* Start EXTRACTED INFORMATION *

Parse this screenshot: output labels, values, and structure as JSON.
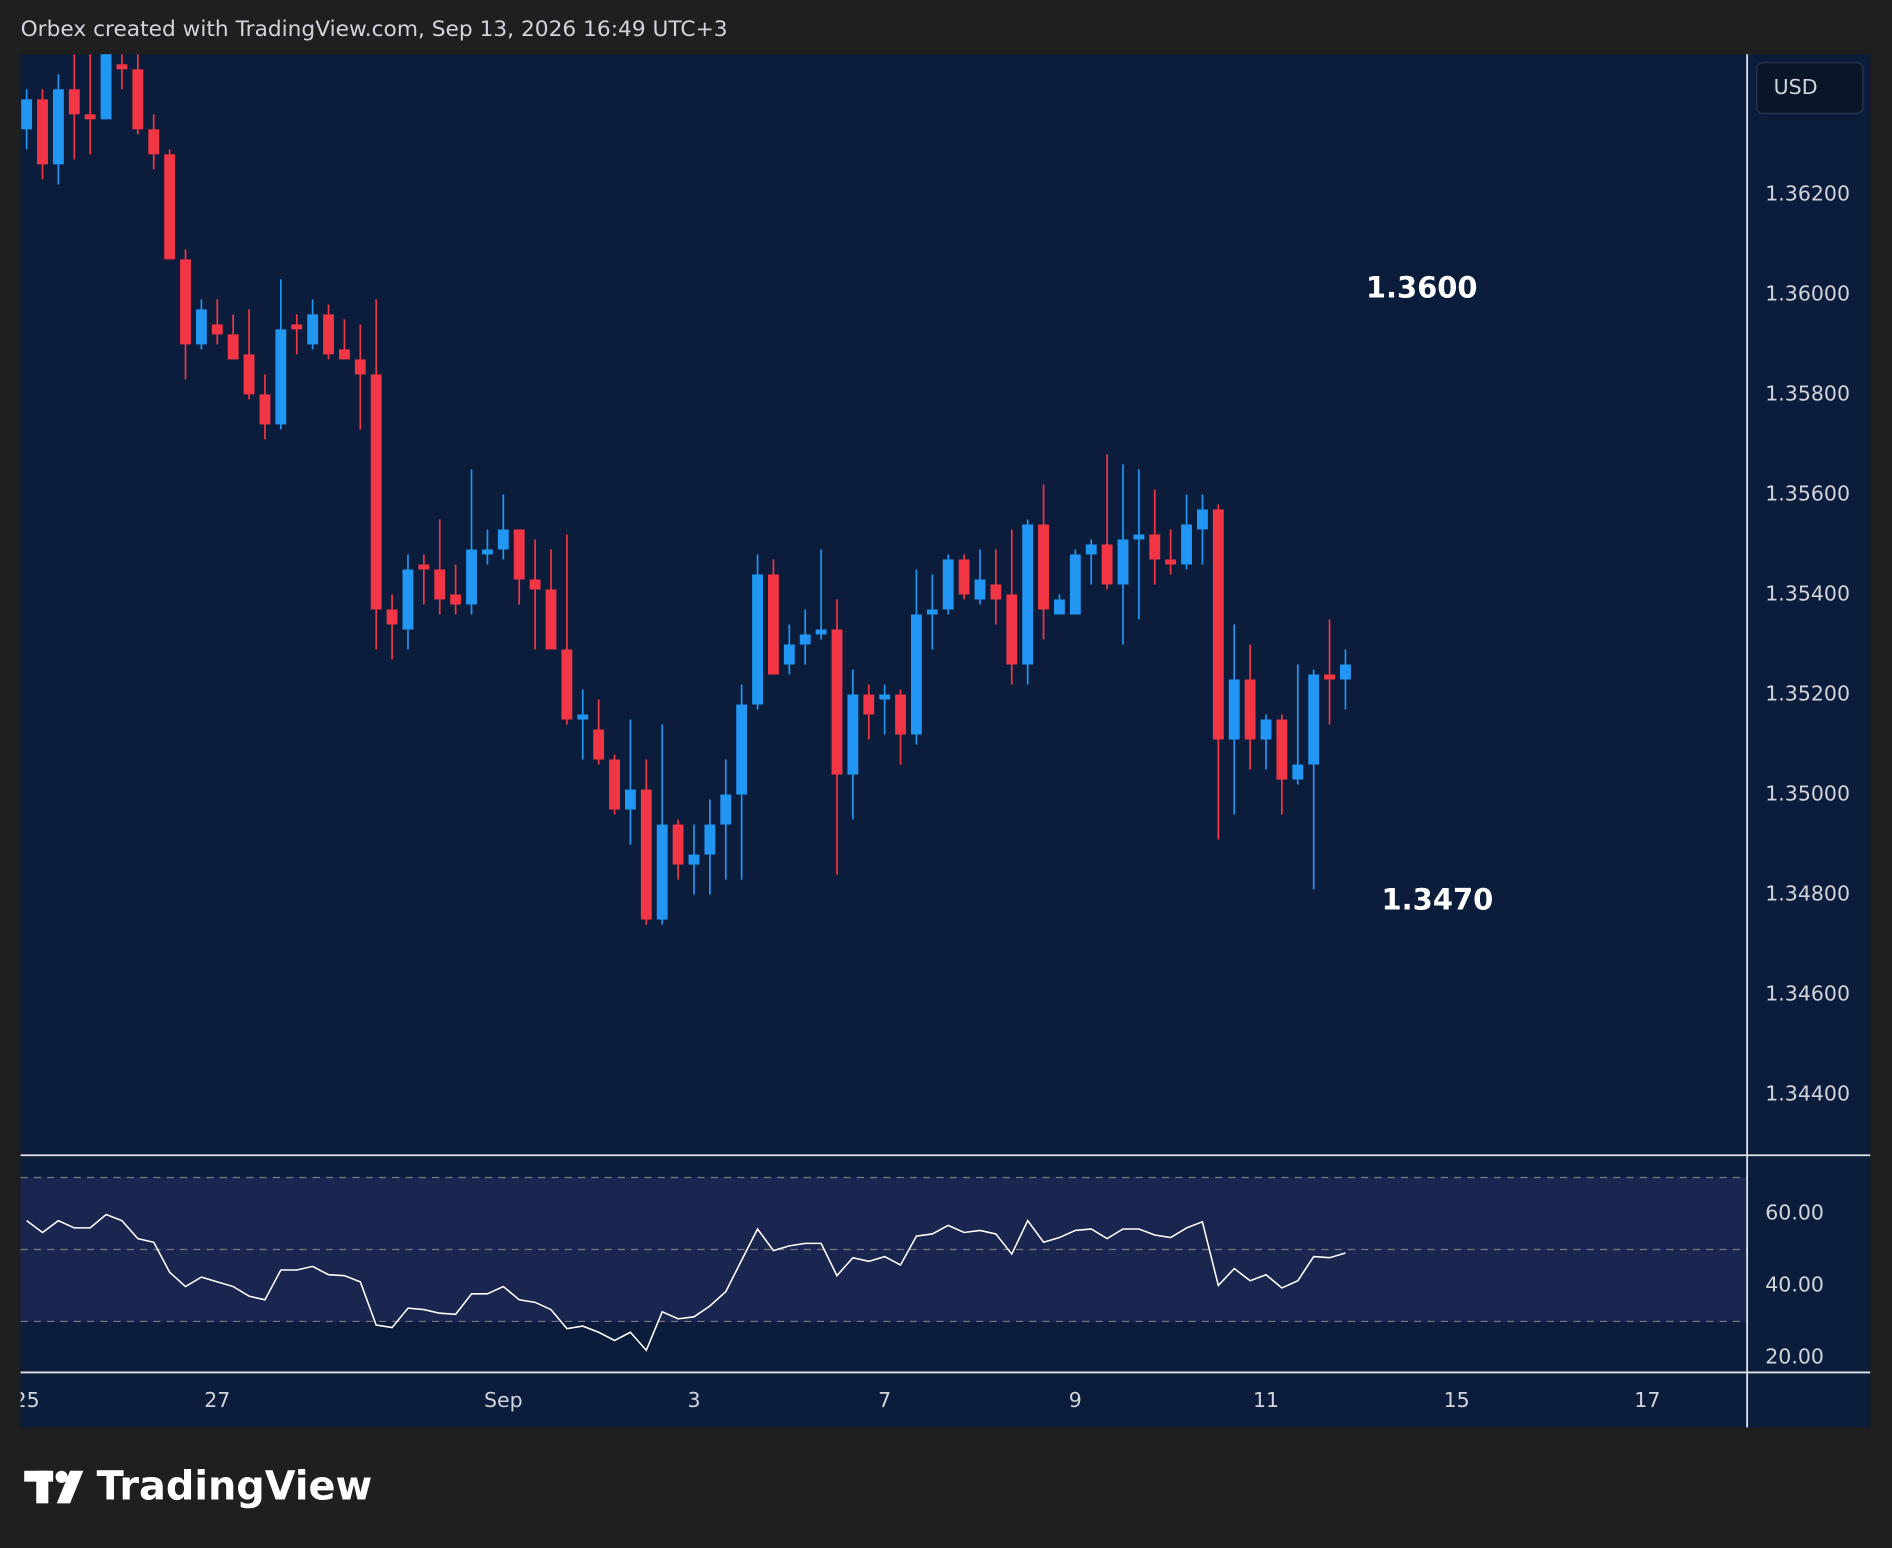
{
  "header": {
    "text": "Orbex created with TradingView.com, Sep 13, 2026 16:49 UTC+3"
  },
  "chart_data": {
    "type": "candlestick",
    "currency": "USD",
    "annotations": [
      {
        "text": "1.3600"
      },
      {
        "text": "1.3470"
      }
    ],
    "up_color": "#2196f3",
    "down_color": "#f23645",
    "open": [
      1.3633,
      1.3639,
      1.3626,
      1.3641,
      1.3636,
      1.3635,
      1.3646,
      1.3645,
      1.3633,
      1.3628,
      1.3607,
      1.359,
      1.3594,
      1.3592,
      1.3588,
      1.358,
      1.3574,
      1.3594,
      1.359,
      1.3596,
      1.3589,
      1.3587,
      1.3584,
      1.3537,
      1.3533,
      1.3546,
      1.3545,
      1.354,
      1.3538,
      1.3548,
      1.3549,
      1.3553,
      1.3543,
      1.3541,
      1.3529,
      1.3515,
      1.3513,
      1.3507,
      1.3497,
      1.3501,
      1.3475,
      1.3494,
      1.3486,
      1.3488,
      1.3494,
      1.35,
      1.3518,
      1.3544,
      1.3526,
      1.353,
      1.3532,
      1.3533,
      1.3504,
      1.352,
      1.3519,
      1.352,
      1.3512,
      1.3536,
      1.3537,
      1.3547,
      1.3539,
      1.3542,
      1.354,
      1.3526,
      1.3554,
      1.3536,
      1.3536,
      1.3548,
      1.355,
      1.3542,
      1.3551,
      1.3552,
      1.3547,
      1.3546,
      1.3553,
      1.3557,
      1.3511,
      1.3523,
      1.3511,
      1.3515,
      1.3503,
      1.3506,
      1.3524,
      1.3523
    ],
    "high": [
      1.3641,
      1.3641,
      1.3644,
      1.3648,
      1.3648,
      1.365,
      1.3649,
      1.3649,
      1.3636,
      1.3629,
      1.3609,
      1.3599,
      1.3599,
      1.3596,
      1.3597,
      1.3584,
      1.3603,
      1.3596,
      1.3599,
      1.3598,
      1.3595,
      1.3594,
      1.3599,
      1.354,
      1.3548,
      1.3548,
      1.3555,
      1.3546,
      1.3565,
      1.3553,
      1.356,
      1.3553,
      1.3551,
      1.3549,
      1.3552,
      1.3521,
      1.3519,
      1.3508,
      1.3515,
      1.3507,
      1.3514,
      1.3495,
      1.3494,
      1.3499,
      1.3507,
      1.3522,
      1.3548,
      1.3547,
      1.3534,
      1.3537,
      1.3549,
      1.3539,
      1.3525,
      1.3522,
      1.3522,
      1.3521,
      1.3545,
      1.3544,
      1.3548,
      1.3548,
      1.3549,
      1.3549,
      1.3553,
      1.3555,
      1.3562,
      1.354,
      1.3549,
      1.3551,
      1.3568,
      1.3566,
      1.3565,
      1.3561,
      1.3553,
      1.356,
      1.356,
      1.3558,
      1.3534,
      1.353,
      1.3516,
      1.3516,
      1.3526,
      1.3525,
      1.3535,
      1.3529
    ],
    "low": [
      1.3629,
      1.3623,
      1.3622,
      1.3627,
      1.3628,
      1.3635,
      1.3641,
      1.3632,
      1.3625,
      1.3607,
      1.3583,
      1.3589,
      1.359,
      1.3587,
      1.3579,
      1.3571,
      1.3573,
      1.3588,
      1.3589,
      1.3587,
      1.3587,
      1.3573,
      1.3529,
      1.3527,
      1.3529,
      1.3538,
      1.3536,
      1.3536,
      1.3536,
      1.3546,
      1.3547,
      1.3538,
      1.3529,
      1.3529,
      1.3514,
      1.3507,
      1.3506,
      1.3496,
      1.349,
      1.3474,
      1.3474,
      1.3483,
      1.348,
      1.348,
      1.3483,
      1.3483,
      1.3517,
      1.3524,
      1.3524,
      1.3526,
      1.3531,
      1.3484,
      1.3495,
      1.3511,
      1.3512,
      1.3506,
      1.351,
      1.3529,
      1.3536,
      1.3539,
      1.3538,
      1.3534,
      1.3522,
      1.3522,
      1.3531,
      1.3536,
      1.3536,
      1.3542,
      1.3541,
      1.353,
      1.3535,
      1.3542,
      1.3544,
      1.3545,
      1.3546,
      1.3491,
      1.3496,
      1.3505,
      1.3505,
      1.3496,
      1.3502,
      1.3481,
      1.3514,
      1.3517
    ],
    "close": [
      1.3639,
      1.3626,
      1.3641,
      1.3636,
      1.3635,
      1.3649,
      1.3645,
      1.3633,
      1.3628,
      1.3607,
      1.359,
      1.3597,
      1.3592,
      1.3587,
      1.358,
      1.3574,
      1.3593,
      1.3593,
      1.3596,
      1.3588,
      1.3587,
      1.3584,
      1.3537,
      1.3534,
      1.3545,
      1.3545,
      1.3539,
      1.3538,
      1.3549,
      1.3549,
      1.3553,
      1.3543,
      1.3541,
      1.3529,
      1.3515,
      1.3516,
      1.3507,
      1.3497,
      1.3501,
      1.3475,
      1.3494,
      1.3486,
      1.3488,
      1.3494,
      1.35,
      1.3518,
      1.3544,
      1.3524,
      1.353,
      1.3532,
      1.3533,
      1.3504,
      1.352,
      1.3516,
      1.352,
      1.3512,
      1.3536,
      1.3537,
      1.3547,
      1.354,
      1.3543,
      1.3539,
      1.3526,
      1.3554,
      1.3537,
      1.3539,
      1.3548,
      1.355,
      1.3542,
      1.3551,
      1.3552,
      1.3547,
      1.3546,
      1.3554,
      1.3557,
      1.3511,
      1.3523,
      1.3511,
      1.3515,
      1.3503,
      1.3506,
      1.3524,
      1.3523,
      1.3526
    ],
    "ylim": [
      1.3428,
      1.3648
    ],
    "yticks": [
      {
        "value": 1.344,
        "label": "1.34400"
      },
      {
        "value": 1.346,
        "label": "1.34600"
      },
      {
        "value": 1.348,
        "label": "1.34800"
      },
      {
        "value": 1.35,
        "label": "1.35000"
      },
      {
        "value": 1.352,
        "label": "1.35200"
      },
      {
        "value": 1.354,
        "label": "1.35400"
      },
      {
        "value": 1.356,
        "label": "1.35600"
      },
      {
        "value": 1.358,
        "label": "1.35800"
      },
      {
        "value": 1.36,
        "label": "1.36000"
      },
      {
        "value": 1.362,
        "label": "1.36200"
      }
    ],
    "xlim": [
      -0.38,
      108.28
    ],
    "xticks": [
      {
        "value": 0,
        "label": "25"
      },
      {
        "value": 12,
        "label": "27"
      },
      {
        "value": 30,
        "label": "Sep"
      },
      {
        "value": 42,
        "label": "3"
      },
      {
        "value": 54,
        "label": "7"
      },
      {
        "value": 66,
        "label": "9"
      },
      {
        "value": 78,
        "label": "11"
      },
      {
        "value": 90,
        "label": "15"
      },
      {
        "value": 102,
        "label": "17"
      }
    ],
    "rsi": {
      "color": "#ffffff",
      "values": [
        58,
        54.7,
        58,
        56,
        56,
        59.7,
        58,
        53,
        52,
        43.7,
        39.7,
        42.3,
        41,
        39.7,
        37,
        36,
        44.3,
        44.3,
        45.3,
        43,
        42.7,
        41,
        29,
        28.3,
        33.7,
        33.3,
        32.3,
        32,
        37.7,
        37.7,
        39.7,
        36,
        35.3,
        33.3,
        28,
        28.7,
        27,
        24.7,
        27,
        22,
        32.7,
        30.7,
        31.3,
        34.3,
        38.3,
        47,
        55.7,
        49.7,
        51,
        51.7,
        51.7,
        42.7,
        47.7,
        46.7,
        48,
        45.7,
        53.7,
        54.3,
        56.7,
        54.7,
        55.3,
        54.3,
        48.7,
        58,
        52,
        53.3,
        55.3,
        55.7,
        53,
        55.7,
        55.7,
        54,
        53.3,
        56,
        57.7,
        40,
        44.7,
        41.3,
        43,
        39.3,
        41.3,
        48,
        47.7,
        49
      ],
      "ylim": [
        16,
        76
      ],
      "yticks": [
        {
          "value": 20,
          "label": "20.00"
        },
        {
          "value": 40,
          "label": "40.00"
        },
        {
          "value": 60,
          "label": "60.00"
        }
      ],
      "levels": [
        30,
        50,
        70
      ]
    }
  },
  "footer": {
    "brand": "TradingView"
  }
}
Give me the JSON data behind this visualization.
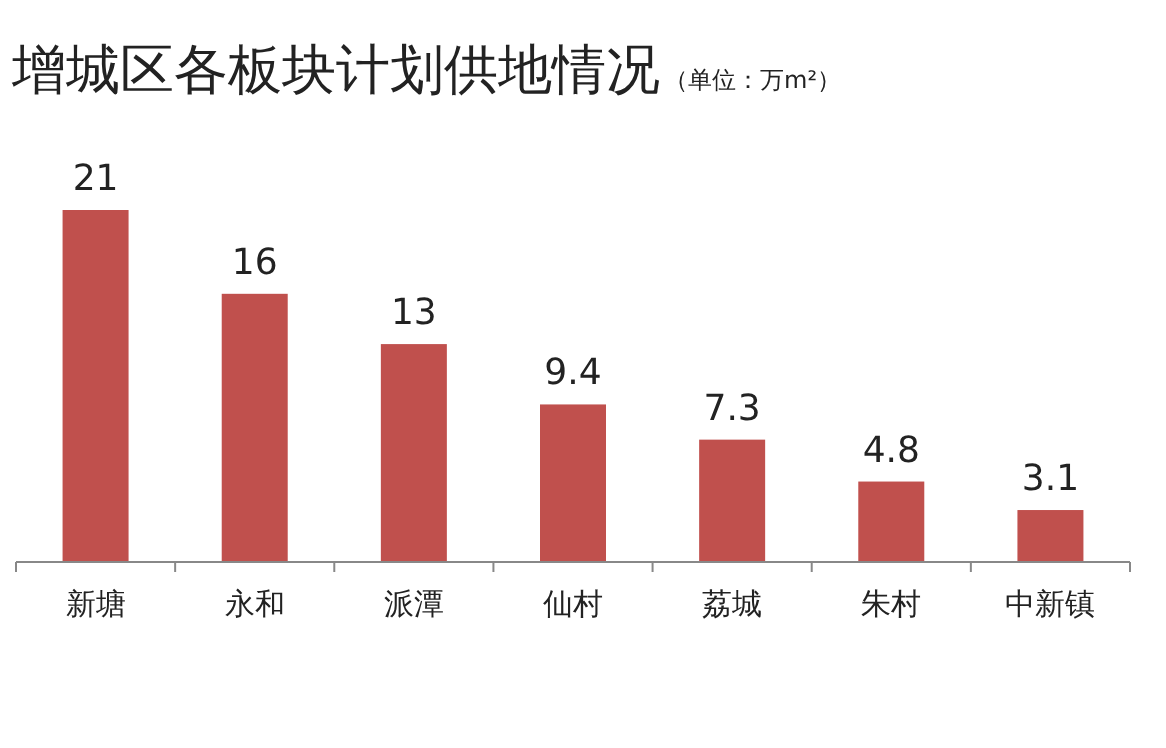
{
  "chart_data": {
    "type": "bar",
    "title": "增城区各板块计划供地情况",
    "subtitle": "（单位：万m²）",
    "categories": [
      "新塘",
      "永和",
      "派潭",
      "仙村",
      "荔城",
      "朱村",
      "中新镇"
    ],
    "values": [
      21,
      16,
      13,
      9.4,
      7.3,
      4.8,
      3.1
    ],
    "color": "#c0504d",
    "data_labels": true
  }
}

* End EXTRACTED INFORMATION *

WHAT THIS TASK INVOLVES =
Isolate each line of the listing above that includes "TradingView". Copy it.

RESULT OF THIS TASK =
    "text": "Orbex created with TradingView.com, Sep 13, 2026 16:49 UTC+3"
    "brand": "TradingView"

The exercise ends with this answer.